* **Task statement**: Count every line that holds the string "menu", and report the number alone.

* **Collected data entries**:

■ ■ ■ ■

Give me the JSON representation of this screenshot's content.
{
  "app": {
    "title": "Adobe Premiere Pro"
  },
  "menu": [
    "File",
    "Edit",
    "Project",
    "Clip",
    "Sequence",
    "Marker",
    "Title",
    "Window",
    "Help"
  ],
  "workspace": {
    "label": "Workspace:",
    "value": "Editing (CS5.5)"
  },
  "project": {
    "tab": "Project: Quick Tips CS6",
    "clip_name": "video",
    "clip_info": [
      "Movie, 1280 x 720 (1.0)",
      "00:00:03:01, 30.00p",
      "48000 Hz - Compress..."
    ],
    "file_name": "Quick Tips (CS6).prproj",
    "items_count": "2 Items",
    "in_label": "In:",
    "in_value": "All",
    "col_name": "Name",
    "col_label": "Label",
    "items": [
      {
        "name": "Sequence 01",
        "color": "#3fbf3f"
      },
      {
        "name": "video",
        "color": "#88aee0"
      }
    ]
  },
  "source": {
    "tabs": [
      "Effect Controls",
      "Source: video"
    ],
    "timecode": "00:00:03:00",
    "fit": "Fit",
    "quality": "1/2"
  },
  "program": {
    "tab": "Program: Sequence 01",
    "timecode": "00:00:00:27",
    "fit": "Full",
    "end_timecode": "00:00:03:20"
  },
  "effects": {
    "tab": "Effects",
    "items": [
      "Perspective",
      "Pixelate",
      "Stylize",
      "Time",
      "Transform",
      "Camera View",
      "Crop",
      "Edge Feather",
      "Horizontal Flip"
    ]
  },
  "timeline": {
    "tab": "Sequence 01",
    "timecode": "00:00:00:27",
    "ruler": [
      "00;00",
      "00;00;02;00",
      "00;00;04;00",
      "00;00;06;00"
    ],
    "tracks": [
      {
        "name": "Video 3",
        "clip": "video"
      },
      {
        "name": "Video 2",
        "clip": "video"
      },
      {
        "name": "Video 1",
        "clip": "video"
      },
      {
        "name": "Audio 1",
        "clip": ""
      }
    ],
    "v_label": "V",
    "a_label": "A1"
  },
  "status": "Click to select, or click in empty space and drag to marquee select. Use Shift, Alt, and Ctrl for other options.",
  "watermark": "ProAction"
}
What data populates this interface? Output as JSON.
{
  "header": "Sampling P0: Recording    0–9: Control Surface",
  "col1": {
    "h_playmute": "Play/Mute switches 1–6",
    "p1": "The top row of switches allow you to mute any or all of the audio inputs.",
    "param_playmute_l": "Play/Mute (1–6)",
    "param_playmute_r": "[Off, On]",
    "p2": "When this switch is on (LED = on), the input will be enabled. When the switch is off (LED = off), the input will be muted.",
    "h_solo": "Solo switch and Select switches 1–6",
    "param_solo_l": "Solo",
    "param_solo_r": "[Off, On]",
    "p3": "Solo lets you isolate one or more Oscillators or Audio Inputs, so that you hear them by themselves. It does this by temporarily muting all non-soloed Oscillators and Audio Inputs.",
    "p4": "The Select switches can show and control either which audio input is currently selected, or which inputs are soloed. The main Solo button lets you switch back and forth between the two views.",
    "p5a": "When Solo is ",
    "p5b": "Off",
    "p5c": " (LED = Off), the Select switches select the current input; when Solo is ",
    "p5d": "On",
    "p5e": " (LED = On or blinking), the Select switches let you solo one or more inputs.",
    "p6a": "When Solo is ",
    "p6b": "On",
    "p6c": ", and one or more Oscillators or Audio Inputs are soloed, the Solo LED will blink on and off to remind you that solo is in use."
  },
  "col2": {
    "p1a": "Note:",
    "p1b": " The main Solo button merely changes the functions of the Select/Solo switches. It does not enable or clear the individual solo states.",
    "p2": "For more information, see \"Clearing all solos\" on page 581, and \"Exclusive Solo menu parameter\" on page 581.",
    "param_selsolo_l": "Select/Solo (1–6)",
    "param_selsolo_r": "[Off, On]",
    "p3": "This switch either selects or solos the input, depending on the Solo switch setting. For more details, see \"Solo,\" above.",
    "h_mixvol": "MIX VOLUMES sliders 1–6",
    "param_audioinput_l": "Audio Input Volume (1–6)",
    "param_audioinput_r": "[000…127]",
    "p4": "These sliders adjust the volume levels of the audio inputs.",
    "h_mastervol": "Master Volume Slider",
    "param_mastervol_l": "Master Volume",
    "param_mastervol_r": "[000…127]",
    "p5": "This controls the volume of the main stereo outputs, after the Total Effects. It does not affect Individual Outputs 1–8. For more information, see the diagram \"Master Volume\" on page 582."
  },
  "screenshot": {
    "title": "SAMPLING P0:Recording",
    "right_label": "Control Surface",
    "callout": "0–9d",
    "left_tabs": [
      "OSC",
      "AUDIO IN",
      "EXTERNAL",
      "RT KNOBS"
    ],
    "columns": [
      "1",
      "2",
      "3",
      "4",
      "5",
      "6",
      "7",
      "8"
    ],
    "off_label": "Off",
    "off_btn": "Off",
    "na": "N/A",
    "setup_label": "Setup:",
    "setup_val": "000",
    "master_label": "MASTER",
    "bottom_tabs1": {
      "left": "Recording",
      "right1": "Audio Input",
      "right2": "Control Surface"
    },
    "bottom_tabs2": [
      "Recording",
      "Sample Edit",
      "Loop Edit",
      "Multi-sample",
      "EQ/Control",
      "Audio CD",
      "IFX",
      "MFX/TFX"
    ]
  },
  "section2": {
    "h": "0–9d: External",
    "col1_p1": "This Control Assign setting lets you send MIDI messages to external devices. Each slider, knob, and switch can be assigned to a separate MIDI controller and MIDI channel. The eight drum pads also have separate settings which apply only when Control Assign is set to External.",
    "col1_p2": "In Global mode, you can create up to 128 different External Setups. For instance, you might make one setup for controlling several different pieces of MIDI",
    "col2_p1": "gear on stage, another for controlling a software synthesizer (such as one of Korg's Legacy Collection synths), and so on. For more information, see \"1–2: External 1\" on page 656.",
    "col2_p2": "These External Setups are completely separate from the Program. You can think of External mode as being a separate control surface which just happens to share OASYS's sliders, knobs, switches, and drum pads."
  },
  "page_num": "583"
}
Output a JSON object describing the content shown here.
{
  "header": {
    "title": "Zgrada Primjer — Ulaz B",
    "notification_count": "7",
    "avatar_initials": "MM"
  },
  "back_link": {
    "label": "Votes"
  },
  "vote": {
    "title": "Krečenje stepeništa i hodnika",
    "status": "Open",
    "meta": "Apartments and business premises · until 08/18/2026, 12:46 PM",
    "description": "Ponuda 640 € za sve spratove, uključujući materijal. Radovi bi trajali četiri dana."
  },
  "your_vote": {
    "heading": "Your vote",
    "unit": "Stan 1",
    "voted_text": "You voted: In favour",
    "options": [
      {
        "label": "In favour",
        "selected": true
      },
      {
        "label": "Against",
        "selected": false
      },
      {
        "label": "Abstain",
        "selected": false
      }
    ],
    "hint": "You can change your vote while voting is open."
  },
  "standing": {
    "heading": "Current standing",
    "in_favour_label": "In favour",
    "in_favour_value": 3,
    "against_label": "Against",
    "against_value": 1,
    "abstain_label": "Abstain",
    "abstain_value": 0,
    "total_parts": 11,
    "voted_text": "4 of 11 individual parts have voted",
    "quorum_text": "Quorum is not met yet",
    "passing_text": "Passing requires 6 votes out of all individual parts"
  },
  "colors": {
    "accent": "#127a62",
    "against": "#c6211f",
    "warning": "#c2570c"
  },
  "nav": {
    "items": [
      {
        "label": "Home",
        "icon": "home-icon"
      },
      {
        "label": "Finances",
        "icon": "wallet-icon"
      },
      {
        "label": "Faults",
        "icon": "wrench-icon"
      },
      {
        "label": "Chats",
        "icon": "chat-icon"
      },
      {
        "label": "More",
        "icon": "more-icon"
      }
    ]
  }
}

■ ■ ■ ■

* **Output of the exercise**: 2